-- Given records --
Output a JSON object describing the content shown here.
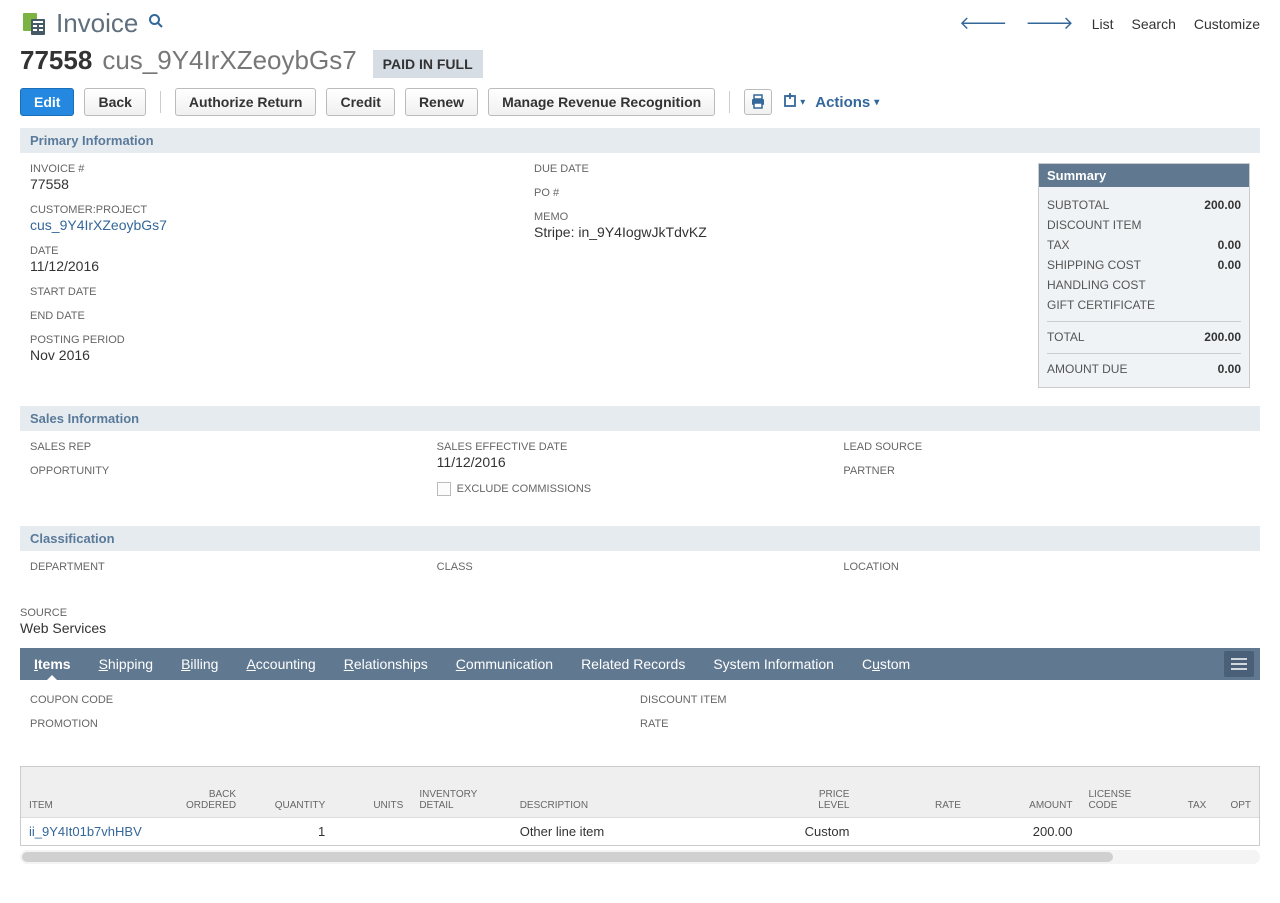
{
  "header": {
    "title": "Invoice",
    "nav": {
      "list": "List",
      "search": "Search",
      "customize": "Customize"
    }
  },
  "record": {
    "number": "77558",
    "customer": "cus_9Y4IrXZeoybGs7",
    "status_badge": "PAID IN FULL"
  },
  "buttons": {
    "edit": "Edit",
    "back": "Back",
    "authorize_return": "Authorize Return",
    "credit": "Credit",
    "renew": "Renew",
    "manage_revenue": "Manage Revenue Recognition",
    "actions": "Actions"
  },
  "sections": {
    "primary": "Primary Information",
    "sales": "Sales Information",
    "classification": "Classification"
  },
  "primary": {
    "invoice_no_label": "INVOICE #",
    "invoice_no": "77558",
    "customer_label": "CUSTOMER:PROJECT",
    "customer": "cus_9Y4IrXZeoybGs7",
    "date_label": "DATE",
    "date": "11/12/2016",
    "start_date_label": "START DATE",
    "end_date_label": "END DATE",
    "posting_period_label": "POSTING PERIOD",
    "posting_period": "Nov 2016",
    "due_date_label": "DUE DATE",
    "po_label": "PO #",
    "memo_label": "MEMO",
    "memo": "Stripe: in_9Y4IogwJkTdvKZ"
  },
  "summary": {
    "header": "Summary",
    "subtotal_label": "SUBTOTAL",
    "subtotal": "200.00",
    "discount_label": "DISCOUNT ITEM",
    "tax_label": "TAX",
    "tax": "0.00",
    "shipping_label": "SHIPPING COST",
    "shipping": "0.00",
    "handling_label": "HANDLING COST",
    "gift_label": "GIFT CERTIFICATE",
    "total_label": "TOTAL",
    "total": "200.00",
    "amount_due_label": "AMOUNT DUE",
    "amount_due": "0.00"
  },
  "sales": {
    "sales_rep_label": "SALES REP",
    "opportunity_label": "OPPORTUNITY",
    "effective_date_label": "SALES EFFECTIVE DATE",
    "effective_date": "11/12/2016",
    "exclude_commissions": "EXCLUDE COMMISSIONS",
    "lead_source_label": "LEAD SOURCE",
    "partner_label": "PARTNER"
  },
  "classification": {
    "department_label": "DEPARTMENT",
    "class_label": "CLASS",
    "location_label": "LOCATION"
  },
  "source": {
    "label": "SOURCE",
    "value": "Web Services"
  },
  "tabs": [
    "Items",
    "Shipping",
    "Billing",
    "Accounting",
    "Relationships",
    "Communication",
    "Related Records",
    "System Information",
    "Custom"
  ],
  "items_tab": {
    "coupon_label": "COUPON CODE",
    "promotion_label": "PROMOTION",
    "discount_item_label": "DISCOUNT ITEM",
    "rate_label": "RATE"
  },
  "items_table": {
    "headers": {
      "item": "ITEM",
      "back_ordered": "BACK ORDERED",
      "quantity": "QUANTITY",
      "units": "UNITS",
      "inventory_detail": "INVENTORY DETAIL",
      "description": "DESCRIPTION",
      "price_level": "PRICE LEVEL",
      "rate": "RATE",
      "amount": "AMOUNT",
      "license_code": "LICENSE CODE",
      "tax": "TAX",
      "opt": "OPT"
    },
    "row": {
      "item": "ii_9Y4It01b7vhHBV",
      "quantity": "1",
      "description": "Other line item",
      "price_level": "Custom",
      "amount": "200.00"
    }
  }
}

-- Goal of the exercise --
Your task is to retype all the entries exactly and leave out any pictures.

-- Solution to the exercise --
Output a JSON object describing the content shown here.
{
  "header": {
    "title": "Invoice",
    "nav": {
      "list": "List",
      "search": "Search",
      "customize": "Customize"
    }
  },
  "record": {
    "number": "77558",
    "customer": "cus_9Y4IrXZeoybGs7",
    "status_badge": "PAID IN FULL"
  },
  "buttons": {
    "edit": "Edit",
    "back": "Back",
    "authorize_return": "Authorize Return",
    "credit": "Credit",
    "renew": "Renew",
    "manage_revenue": "Manage Revenue Recognition",
    "actions": "Actions"
  },
  "sections": {
    "primary": "Primary Information",
    "sales": "Sales Information",
    "classification": "Classification"
  },
  "primary": {
    "invoice_no_label": "INVOICE #",
    "invoice_no": "77558",
    "customer_label": "CUSTOMER:PROJECT",
    "customer": "cus_9Y4IrXZeoybGs7",
    "date_label": "DATE",
    "date": "11/12/2016",
    "start_date_label": "START DATE",
    "end_date_label": "END DATE",
    "posting_period_label": "POSTING PERIOD",
    "posting_period": "Nov 2016",
    "due_date_label": "DUE DATE",
    "po_label": "PO #",
    "memo_label": "MEMO",
    "memo": "Stripe: in_9Y4IogwJkTdvKZ"
  },
  "summary": {
    "header": "Summary",
    "subtotal_label": "SUBTOTAL",
    "subtotal": "200.00",
    "discount_label": "DISCOUNT ITEM",
    "tax_label": "TAX",
    "tax": "0.00",
    "shipping_label": "SHIPPING COST",
    "shipping": "0.00",
    "handling_label": "HANDLING COST",
    "gift_label": "GIFT CERTIFICATE",
    "total_label": "TOTAL",
    "total": "200.00",
    "amount_due_label": "AMOUNT DUE",
    "amount_due": "0.00"
  },
  "sales": {
    "sales_rep_label": "SALES REP",
    "opportunity_label": "OPPORTUNITY",
    "effective_date_label": "SALES EFFECTIVE DATE",
    "effective_date": "11/12/2016",
    "exclude_commissions": "EXCLUDE COMMISSIONS",
    "lead_source_label": "LEAD SOURCE",
    "partner_label": "PARTNER"
  },
  "classification": {
    "department_label": "DEPARTMENT",
    "class_label": "CLASS",
    "location_label": "LOCATION"
  },
  "source": {
    "label": "SOURCE",
    "value": "Web Services"
  },
  "tabs": [
    "Items",
    "Shipping",
    "Billing",
    "Accounting",
    "Relationships",
    "Communication",
    "Related Records",
    "System Information",
    "Custom"
  ],
  "items_tab": {
    "coupon_label": "COUPON CODE",
    "promotion_label": "PROMOTION",
    "discount_item_label": "DISCOUNT ITEM",
    "rate_label": "RATE"
  },
  "items_table": {
    "headers": {
      "item": "ITEM",
      "back_ordered": "BACK ORDERED",
      "quantity": "QUANTITY",
      "units": "UNITS",
      "inventory_detail": "INVENTORY DETAIL",
      "description": "DESCRIPTION",
      "price_level": "PRICE LEVEL",
      "rate": "RATE",
      "amount": "AMOUNT",
      "license_code": "LICENSE CODE",
      "tax": "TAX",
      "opt": "OPT"
    },
    "row": {
      "item": "ii_9Y4It01b7vhHBV",
      "quantity": "1",
      "description": "Other line item",
      "price_level": "Custom",
      "amount": "200.00"
    }
  }
}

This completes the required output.